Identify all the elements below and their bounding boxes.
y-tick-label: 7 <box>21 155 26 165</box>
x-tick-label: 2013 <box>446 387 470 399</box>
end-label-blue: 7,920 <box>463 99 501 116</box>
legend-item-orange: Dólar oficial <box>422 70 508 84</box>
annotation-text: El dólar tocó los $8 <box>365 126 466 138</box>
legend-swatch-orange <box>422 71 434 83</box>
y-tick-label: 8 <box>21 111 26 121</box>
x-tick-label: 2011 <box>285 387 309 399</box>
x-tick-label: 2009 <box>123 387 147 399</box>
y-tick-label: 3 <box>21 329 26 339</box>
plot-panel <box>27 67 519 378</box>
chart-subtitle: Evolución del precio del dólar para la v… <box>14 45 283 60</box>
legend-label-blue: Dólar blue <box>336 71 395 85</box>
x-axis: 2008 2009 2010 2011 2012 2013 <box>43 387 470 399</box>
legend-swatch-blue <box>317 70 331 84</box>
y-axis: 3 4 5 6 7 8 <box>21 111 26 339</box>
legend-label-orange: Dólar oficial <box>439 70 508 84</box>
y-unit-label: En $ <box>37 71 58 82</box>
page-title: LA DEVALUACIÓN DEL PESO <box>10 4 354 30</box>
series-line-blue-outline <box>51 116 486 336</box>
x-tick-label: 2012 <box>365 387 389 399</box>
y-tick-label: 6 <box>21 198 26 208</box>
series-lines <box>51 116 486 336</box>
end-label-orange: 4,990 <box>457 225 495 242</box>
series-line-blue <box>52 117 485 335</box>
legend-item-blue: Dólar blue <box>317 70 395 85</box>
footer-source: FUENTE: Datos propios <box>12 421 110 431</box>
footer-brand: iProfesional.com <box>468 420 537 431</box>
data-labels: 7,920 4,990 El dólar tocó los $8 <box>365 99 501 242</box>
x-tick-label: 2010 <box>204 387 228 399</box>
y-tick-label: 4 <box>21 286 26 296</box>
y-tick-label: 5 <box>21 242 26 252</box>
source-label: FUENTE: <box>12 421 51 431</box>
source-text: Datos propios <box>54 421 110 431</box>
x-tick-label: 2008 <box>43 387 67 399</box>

....................

- **Stated goal**
Format every line of the records above as a JSON list of strings, one string per line, leaving out any blank lines.

- **Exercise answer**
[
  "Identify all the elements below and their bounding boxes.",
  "y-tick-label: 7 <box>21 155 26 165</box>",
  "x-tick-label: 2013 <box>446 387 470 399</box>",
  "end-label-blue: 7,920 <box>463 99 501 116</box>",
  "legend-item-orange: Dólar oficial <box>422 70 508 84</box>",
  "annotation-text: El dólar tocó los $8 <box>365 126 466 138</box>",
  "legend-swatch-orange <box>422 71 434 83</box>",
  "y-tick-label: 8 <box>21 111 26 121</box>",
  "x-tick-label: 2011 <box>285 387 309 399</box>",
  "x-tick-label: 2009 <box>123 387 147 399</box>",
  "y-tick-label: 3 <box>21 329 26 339</box>",
  "plot-panel <box>27 67 519 378</box>",
  "chart-subtitle: Evolución del precio del dólar para la v… <box>14 45 283 60</box>",
  "legend-label-blue: Dólar blue <box>336 71 395 85</box>",
  "x-axis: 2008 2009 2010 2011 2012 2013 <box>43 387 470 399</box>",
  "legend-swatch-blue <box>317 70 331 84</box>",
  "y-axis: 3 4 5 6 7 8 <box>21 111 26 339</box>",
  "legend-label-orange: Dólar oficial <box>439 70 508 84</box>",
  "y-unit-label: En $ <box>37 71 58 82</box>",
  "page-title: LA DEVALUACIÓN DEL PESO <box>10 4 354 30</box>",
  "series-line-blue-outline <box>51 116 486 336</box>",
  "x-tick-label: 2012 <box>365 387 389 399</box>",
  "y-tick-label: 6 <box>21 198 26 208</box>",
  "series-lines <box>51 116 486 336</box>",
  "end-label-orange: 4,990 <box>457 225 495 242</box>",
  "series-line-blue <box>52 117 485 335</box>",
  "legend-item-blue: Dólar blue <box>317 70 395 85</box>",
  "footer-source: FUENTE: Datos propios <box>12 421 110 431</box>",
  "footer-brand: iProfesional.com <box>468 420 537 431</box>",
  "data-labels: 7,920 4,990 El dólar tocó los $8 <box>365 99 501 242</box>",
  "x-tick-label: 2010 <box>204 387 228 399</box>",
  "y-tick-label: 4 <box>21 286 26 296</box>",
  "y-tick-label: 5 <box>21 242 26 252</box>",
  "source-label: FUENTE: <box>12 421 51 431</box>",
  "source-text: Datos propios <box>54 421 110 431</box>",
  "x-tick-label: 2008 <box>43 387 67 399</box>"
]